Task goal: Return the whole listing, keeping every character the same.

┌──

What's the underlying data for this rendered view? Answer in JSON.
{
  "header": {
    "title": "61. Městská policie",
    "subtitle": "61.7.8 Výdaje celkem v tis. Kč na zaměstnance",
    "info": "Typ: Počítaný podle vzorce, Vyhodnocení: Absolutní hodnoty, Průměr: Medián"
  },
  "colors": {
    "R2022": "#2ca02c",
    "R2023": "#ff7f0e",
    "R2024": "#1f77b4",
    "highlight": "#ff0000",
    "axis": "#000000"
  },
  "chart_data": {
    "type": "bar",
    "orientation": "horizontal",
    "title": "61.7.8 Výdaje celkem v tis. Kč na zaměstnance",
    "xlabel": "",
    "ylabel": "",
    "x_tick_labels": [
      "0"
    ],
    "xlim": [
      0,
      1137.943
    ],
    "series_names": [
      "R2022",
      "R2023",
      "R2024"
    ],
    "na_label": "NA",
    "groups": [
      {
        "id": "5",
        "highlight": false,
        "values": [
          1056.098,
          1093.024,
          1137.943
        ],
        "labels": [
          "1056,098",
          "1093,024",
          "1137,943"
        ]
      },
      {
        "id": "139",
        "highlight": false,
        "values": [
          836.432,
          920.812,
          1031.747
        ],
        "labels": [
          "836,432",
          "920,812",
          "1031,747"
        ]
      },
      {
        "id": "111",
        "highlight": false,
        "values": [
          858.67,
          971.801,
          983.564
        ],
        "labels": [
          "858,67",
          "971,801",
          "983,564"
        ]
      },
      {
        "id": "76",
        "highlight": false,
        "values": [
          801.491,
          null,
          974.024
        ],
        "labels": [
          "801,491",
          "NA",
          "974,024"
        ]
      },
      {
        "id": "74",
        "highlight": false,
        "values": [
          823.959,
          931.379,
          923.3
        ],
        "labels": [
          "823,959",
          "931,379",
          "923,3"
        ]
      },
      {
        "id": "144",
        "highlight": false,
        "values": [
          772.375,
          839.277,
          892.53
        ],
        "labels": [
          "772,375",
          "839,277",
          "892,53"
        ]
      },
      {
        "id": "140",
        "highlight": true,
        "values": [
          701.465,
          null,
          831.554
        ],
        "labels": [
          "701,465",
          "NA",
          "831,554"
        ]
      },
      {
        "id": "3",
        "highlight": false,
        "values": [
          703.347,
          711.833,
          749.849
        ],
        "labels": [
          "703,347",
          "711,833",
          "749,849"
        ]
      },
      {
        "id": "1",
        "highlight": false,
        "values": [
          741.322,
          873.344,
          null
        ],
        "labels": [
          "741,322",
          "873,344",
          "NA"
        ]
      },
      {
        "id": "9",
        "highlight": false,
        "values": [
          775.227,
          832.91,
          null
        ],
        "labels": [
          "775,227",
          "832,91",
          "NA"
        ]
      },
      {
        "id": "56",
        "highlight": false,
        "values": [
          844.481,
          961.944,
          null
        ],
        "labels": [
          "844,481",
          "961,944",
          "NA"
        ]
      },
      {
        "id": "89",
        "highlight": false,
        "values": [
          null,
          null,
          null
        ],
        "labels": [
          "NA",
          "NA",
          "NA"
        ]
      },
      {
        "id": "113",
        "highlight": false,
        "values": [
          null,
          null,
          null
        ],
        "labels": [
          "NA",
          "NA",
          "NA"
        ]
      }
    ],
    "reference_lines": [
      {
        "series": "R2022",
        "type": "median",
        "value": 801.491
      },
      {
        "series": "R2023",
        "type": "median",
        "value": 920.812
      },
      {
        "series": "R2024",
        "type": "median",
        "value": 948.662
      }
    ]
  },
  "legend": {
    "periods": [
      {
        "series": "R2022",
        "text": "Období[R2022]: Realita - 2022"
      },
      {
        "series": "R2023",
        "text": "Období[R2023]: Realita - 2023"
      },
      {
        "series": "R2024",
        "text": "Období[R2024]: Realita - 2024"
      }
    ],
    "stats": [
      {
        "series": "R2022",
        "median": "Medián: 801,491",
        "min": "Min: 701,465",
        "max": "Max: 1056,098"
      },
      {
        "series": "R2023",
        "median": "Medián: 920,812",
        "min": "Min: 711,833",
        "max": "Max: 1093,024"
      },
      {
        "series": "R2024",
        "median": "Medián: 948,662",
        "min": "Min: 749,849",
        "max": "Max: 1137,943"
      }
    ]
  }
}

└──

Problem solution:
What's the underlying data for this rendered view? Answer in JSON.
{
  "header": {
    "title": "61. Městská policie",
    "subtitle": "61.7.8 Výdaje celkem v tis. Kč na zaměstnance",
    "info": "Typ: Počítaný podle vzorce, Vyhodnocení: Absolutní hodnoty, Průměr: Medián"
  },
  "colors": {
    "R2022": "#2ca02c",
    "R2023": "#ff7f0e",
    "R2024": "#1f77b4",
    "highlight": "#ff0000",
    "axis": "#000000"
  },
  "chart_data": {
    "type": "bar",
    "orientation": "horizontal",
    "title": "61.7.8 Výdaje celkem v tis. Kč na zaměstnance",
    "xlabel": "",
    "ylabel": "",
    "x_tick_labels": [
      "0"
    ],
    "xlim": [
      0,
      1137.943
    ],
    "series_names": [
      "R2022",
      "R2023",
      "R2024"
    ],
    "na_label": "NA",
    "groups": [
      {
        "id": "5",
        "highlight": false,
        "values": [
          1056.098,
          1093.024,
          1137.943
        ],
        "labels": [
          "1056,098",
          "1093,024",
          "1137,943"
        ]
      },
      {
        "id": "139",
        "highlight": false,
        "values": [
          836.432,
          920.812,
          1031.747
        ],
        "labels": [
          "836,432",
          "920,812",
          "1031,747"
        ]
      },
      {
        "id": "111",
        "highlight": false,
        "values": [
          858.67,
          971.801,
          983.564
        ],
        "labels": [
          "858,67",
          "971,801",
          "983,564"
        ]
      },
      {
        "id": "76",
        "highlight": false,
        "values": [
          801.491,
          null,
          974.024
        ],
        "labels": [
          "801,491",
          "NA",
          "974,024"
        ]
      },
      {
        "id": "74",
        "highlight": false,
        "values": [
          823.959,
          931.379,
          923.3
        ],
        "labels": [
          "823,959",
          "931,379",
          "923,3"
        ]
      },
      {
        "id": "144",
        "highlight": false,
        "values": [
          772.375,
          839.277,
          892.53
        ],
        "labels": [
          "772,375",
          "839,277",
          "892,53"
        ]
      },
      {
        "id": "140",
        "highlight": true,
        "values": [
          701.465,
          null,
          831.554
        ],
        "labels": [
          "701,465",
          "NA",
          "831,554"
        ]
      },
      {
        "id": "3",
        "highlight": false,
        "values": [
          703.347,
          711.833,
          749.849
        ],
        "labels": [
          "703,347",
          "711,833",
          "749,849"
        ]
      },
      {
        "id": "1",
        "highlight": false,
        "values": [
          741.322,
          873.344,
          null
        ],
        "labels": [
          "741,322",
          "873,344",
          "NA"
        ]
      },
      {
        "id": "9",
        "highlight": false,
        "values": [
          775.227,
          832.91,
          null
        ],
        "labels": [
          "775,227",
          "832,91",
          "NA"
        ]
      },
      {
        "id": "56",
        "highlight": false,
        "values": [
          844.481,
          961.944,
          null
        ],
        "labels": [
          "844,481",
          "961,944",
          "NA"
        ]
      },
      {
        "id": "89",
        "highlight": false,
        "values": [
          null,
          null,
          null
        ],
        "labels": [
          "NA",
          "NA",
          "NA"
        ]
      },
      {
        "id": "113",
        "highlight": false,
        "values": [
          null,
          null,
          null
        ],
        "labels": [
          "NA",
          "NA",
          "NA"
        ]
      }
    ],
    "reference_lines": [
      {
        "series": "R2022",
        "type": "median",
        "value": 801.491
      },
      {
        "series": "R2023",
        "type": "median",
        "value": 920.812
      },
      {
        "series": "R2024",
        "type": "median",
        "value": 948.662
      }
    ]
  },
  "legend": {
    "periods": [
      {
        "series": "R2022",
        "text": "Období[R2022]: Realita - 2022"
      },
      {
        "series": "R2023",
        "text": "Období[R2023]: Realita - 2023"
      },
      {
        "series": "R2024",
        "text": "Období[R2024]: Realita - 2024"
      }
    ],
    "stats": [
      {
        "series": "R2022",
        "median": "Medián: 801,491",
        "min": "Min: 701,465",
        "max": "Max: 1056,098"
      },
      {
        "series": "R2023",
        "median": "Medián: 920,812",
        "min": "Min: 711,833",
        "max": "Max: 1093,024"
      },
      {
        "series": "R2024",
        "median": "Medián: 948,662",
        "min": "Min: 749,849",
        "max": "Max: 1137,943"
      }
    ]
  }
}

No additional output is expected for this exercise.